### Request:
Lines holding the string "recent" are the ones to copy from this listing.

### Saved entries:
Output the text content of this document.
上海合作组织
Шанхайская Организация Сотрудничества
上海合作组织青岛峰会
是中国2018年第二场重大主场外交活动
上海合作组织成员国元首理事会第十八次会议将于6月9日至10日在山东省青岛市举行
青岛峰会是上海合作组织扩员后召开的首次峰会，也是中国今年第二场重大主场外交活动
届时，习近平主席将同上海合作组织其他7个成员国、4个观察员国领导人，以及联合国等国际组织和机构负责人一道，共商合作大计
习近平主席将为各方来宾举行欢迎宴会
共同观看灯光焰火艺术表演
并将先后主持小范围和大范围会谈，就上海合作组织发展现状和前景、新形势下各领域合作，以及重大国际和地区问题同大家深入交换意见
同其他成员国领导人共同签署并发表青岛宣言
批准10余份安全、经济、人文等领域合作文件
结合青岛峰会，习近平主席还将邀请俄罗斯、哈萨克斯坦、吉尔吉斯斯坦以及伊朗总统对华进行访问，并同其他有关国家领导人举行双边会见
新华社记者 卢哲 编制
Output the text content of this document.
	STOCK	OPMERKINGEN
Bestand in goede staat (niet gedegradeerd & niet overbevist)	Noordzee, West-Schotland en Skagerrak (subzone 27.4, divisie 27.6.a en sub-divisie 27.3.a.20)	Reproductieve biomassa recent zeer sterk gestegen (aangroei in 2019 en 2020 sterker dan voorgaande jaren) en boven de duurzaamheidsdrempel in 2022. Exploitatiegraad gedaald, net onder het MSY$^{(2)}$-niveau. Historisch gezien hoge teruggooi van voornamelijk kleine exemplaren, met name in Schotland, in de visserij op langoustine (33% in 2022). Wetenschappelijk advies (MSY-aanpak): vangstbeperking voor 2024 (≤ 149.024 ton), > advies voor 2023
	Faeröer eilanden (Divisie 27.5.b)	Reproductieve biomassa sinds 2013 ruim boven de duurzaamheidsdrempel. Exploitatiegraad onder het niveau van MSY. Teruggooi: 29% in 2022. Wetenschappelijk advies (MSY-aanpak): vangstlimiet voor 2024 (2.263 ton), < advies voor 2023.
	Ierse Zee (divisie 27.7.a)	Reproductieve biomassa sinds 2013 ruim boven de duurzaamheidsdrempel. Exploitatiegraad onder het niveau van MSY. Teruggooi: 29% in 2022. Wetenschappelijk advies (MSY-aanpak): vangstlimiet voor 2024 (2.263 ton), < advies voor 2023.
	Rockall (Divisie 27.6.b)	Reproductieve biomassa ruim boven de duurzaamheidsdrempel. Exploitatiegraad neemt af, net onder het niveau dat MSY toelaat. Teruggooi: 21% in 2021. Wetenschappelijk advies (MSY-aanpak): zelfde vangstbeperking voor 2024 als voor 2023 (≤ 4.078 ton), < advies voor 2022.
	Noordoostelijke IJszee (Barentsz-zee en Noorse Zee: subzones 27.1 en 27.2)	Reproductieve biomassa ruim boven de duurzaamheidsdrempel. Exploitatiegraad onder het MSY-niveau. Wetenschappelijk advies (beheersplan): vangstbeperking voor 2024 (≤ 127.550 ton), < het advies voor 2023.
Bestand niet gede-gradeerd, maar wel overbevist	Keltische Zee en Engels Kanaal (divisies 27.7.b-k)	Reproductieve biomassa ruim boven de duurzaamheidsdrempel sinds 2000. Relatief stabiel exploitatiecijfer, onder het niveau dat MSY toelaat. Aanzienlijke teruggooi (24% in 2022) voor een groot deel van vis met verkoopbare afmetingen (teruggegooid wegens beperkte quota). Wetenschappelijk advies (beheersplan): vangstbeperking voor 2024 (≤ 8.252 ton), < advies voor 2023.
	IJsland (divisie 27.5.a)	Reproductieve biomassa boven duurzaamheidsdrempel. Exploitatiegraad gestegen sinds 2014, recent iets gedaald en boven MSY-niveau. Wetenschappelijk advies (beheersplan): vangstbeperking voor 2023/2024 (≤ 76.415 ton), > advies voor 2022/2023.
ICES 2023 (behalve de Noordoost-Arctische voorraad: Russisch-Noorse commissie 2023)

### Answer in full:
Bestand in goede staat (niet gedegradeerd & niet overbevist)	Noordzee, West-Schotland en Skagerrak (subzone 27.4, divisie 27.6.a en sub-divisie 27.3.a.20)	Reproductieve biomassa recent zeer sterk gestegen (aangroei in 2019 en 2020 sterker dan voorgaande jaren) en boven de duurzaamheidsdrempel in 2022. Exploitatiegraad gedaald, net onder het MSY$^{(2)}$-niveau. Historisch gezien hoge teruggooi van voornamelijk kleine exemplaren, met name in Schotland, in de visserij op langoustine (33% in 2022). Wetenschappelijk advies (MSY-aanpak): vangstbeperking voor 2024 (≤ 149.024 ton), > advies voor 2023
	IJsland (divisie 27.5.a)	Reproductieve biomassa boven duurzaamheidsdrempel. Exploitatiegraad gestegen sinds 2014, recent iets gedaald en boven MSY-niveau. Wetenschappelijk advies (beheersplan): vangstbeperking voor 2023/2024 (≤ 76.415 ton), > advies voor 2022/2023.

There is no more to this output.